* [Passage provided]:
- - -
Been at work (in Tokyo right now). A few questions were directed at me, so I'll start with the most recent.
I use ail-flap mixing when I need to maneuver. So I have it in Cruise Mode and Speed Mode (mostly for dodging mid-airs in the zoom). I don't use it in steady thermal circles (Thermal mode). I also want of turned off when I lower landing flaps (causes too much adverse yawing with flaps down).
Tuans definitions for Thermal Mode and Float mode are correct, but the camber settings may not be. I use 1.5-2mm for Float and 3.5-4mm for Thermal. In both cases you're trying to stay at min sink AOA (max CL), but in thermalling, you have the load factor (G loading) to deal with. Normally, you would be at a little higher airspeed to keep the same AOA (G's have the same effect as adding ballast). However, I think the tendency is to fly a bit too slow while tugging on the stick. In that case, a little more camber might help. Also, for tight thermals, you'll be pulling and reducing the airspeed to tighten the turn radius without using excessive bank. If you're gonna slide a bit off the L/D curve to the left, you'll need a bit more camber to stay at min drag.
- - -
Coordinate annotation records
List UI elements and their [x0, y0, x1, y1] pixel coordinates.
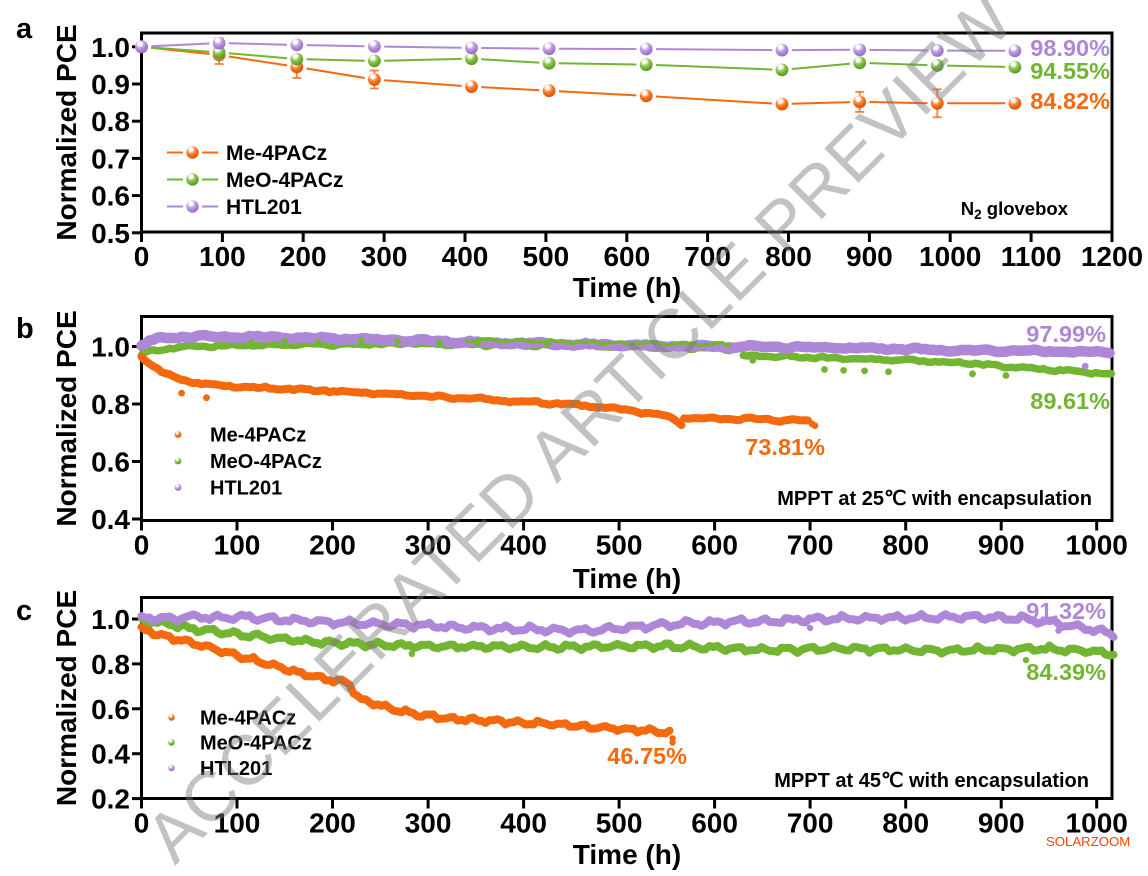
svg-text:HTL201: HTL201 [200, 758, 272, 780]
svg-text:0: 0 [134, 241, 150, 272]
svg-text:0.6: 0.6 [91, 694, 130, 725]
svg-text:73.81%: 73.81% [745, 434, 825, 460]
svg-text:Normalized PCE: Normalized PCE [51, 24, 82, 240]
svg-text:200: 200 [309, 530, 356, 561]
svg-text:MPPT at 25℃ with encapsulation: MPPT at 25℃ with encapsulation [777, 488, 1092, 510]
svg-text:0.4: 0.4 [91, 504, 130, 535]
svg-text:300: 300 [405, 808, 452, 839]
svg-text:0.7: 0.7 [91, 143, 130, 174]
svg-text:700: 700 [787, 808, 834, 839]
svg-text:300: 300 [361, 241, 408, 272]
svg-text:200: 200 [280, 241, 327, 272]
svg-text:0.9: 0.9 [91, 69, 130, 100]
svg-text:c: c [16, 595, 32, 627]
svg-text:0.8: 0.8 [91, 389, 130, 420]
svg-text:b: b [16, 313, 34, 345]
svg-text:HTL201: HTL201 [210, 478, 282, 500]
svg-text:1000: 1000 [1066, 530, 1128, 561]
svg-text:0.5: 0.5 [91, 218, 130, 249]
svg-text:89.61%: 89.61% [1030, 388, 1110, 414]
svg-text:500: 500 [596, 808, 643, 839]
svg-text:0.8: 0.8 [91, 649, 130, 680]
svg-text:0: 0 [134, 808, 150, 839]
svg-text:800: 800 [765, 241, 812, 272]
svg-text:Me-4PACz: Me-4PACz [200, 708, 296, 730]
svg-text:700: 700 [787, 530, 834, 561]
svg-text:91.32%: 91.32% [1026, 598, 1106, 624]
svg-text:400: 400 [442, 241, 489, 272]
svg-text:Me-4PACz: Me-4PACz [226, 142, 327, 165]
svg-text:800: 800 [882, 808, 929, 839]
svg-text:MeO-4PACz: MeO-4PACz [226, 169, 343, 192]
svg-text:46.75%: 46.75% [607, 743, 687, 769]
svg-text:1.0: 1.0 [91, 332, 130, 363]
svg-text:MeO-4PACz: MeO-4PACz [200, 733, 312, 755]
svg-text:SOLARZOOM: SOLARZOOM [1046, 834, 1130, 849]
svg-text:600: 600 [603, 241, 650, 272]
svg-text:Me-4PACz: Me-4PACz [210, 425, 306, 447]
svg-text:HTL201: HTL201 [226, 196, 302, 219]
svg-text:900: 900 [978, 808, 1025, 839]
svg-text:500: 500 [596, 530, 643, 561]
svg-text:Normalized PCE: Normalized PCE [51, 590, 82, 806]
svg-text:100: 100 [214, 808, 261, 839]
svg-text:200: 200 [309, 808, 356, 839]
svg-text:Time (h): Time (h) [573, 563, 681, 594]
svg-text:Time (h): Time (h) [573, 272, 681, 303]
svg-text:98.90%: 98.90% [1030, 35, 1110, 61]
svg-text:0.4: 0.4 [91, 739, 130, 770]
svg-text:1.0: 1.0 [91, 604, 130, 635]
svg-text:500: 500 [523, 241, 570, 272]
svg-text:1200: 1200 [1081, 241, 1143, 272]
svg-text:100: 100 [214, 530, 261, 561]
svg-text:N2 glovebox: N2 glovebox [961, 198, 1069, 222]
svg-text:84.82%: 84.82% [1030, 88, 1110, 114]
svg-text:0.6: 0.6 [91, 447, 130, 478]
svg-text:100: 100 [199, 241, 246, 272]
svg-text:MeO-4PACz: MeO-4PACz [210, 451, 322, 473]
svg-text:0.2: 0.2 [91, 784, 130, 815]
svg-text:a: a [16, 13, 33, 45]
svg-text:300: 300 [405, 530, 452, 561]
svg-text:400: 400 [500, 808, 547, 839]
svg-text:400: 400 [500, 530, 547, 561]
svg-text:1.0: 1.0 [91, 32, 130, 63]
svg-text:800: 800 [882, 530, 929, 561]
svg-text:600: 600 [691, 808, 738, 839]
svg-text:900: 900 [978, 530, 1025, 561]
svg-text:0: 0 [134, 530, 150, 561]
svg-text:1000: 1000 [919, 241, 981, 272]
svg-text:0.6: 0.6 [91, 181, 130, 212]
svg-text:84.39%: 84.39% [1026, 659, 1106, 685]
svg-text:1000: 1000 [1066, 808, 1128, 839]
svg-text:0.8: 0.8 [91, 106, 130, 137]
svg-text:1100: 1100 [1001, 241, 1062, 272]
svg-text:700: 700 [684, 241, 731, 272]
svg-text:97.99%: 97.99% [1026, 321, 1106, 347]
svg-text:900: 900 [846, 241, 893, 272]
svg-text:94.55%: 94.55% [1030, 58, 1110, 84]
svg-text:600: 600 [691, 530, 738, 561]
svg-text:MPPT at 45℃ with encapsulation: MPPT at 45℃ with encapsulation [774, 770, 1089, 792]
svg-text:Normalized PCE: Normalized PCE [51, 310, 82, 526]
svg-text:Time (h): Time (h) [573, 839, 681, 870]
- - -
* [Tasks for this exercise]:
1. In the glider settings post, what camber setting does the writer use for Thermal mode?
2. Decide whether each statement agrees with the glider settings post, and answer yes or no, quoting the words of the post that decide it. (a) The writer uses ail-flap mixing in steady thermal circles. (b) The writer uses a camber of 1.5-2mm for Float mode. (c) The writer says G loading has the same effect as adding ballast.
3. Write the next part of the glider settings post, picking up after its final sentence.

* [Outputs by task]:
1. 3.5-4mm

2.
(a) No: "I don't use it in steady thermal circles (Thermal mode)."
(b) Yes: "I use 1.5-2mm for Float"
(c) Yes: "G's have the same effect as adding ballast"

3.
So, buy this reasoning, straight and level Float would need less camber. You just have to do a lot of early morning glide tests and see what the best camber setting is. It could be a clean and in-section, or more camber. For the Aspire and 4M, I've been pretty happy at 2mm. Overdoing a good thing can be bad, so I don't think throwing in a whole lot of camber without testing is a great idea. Besides, the 4M wing already has plenty of camber built in.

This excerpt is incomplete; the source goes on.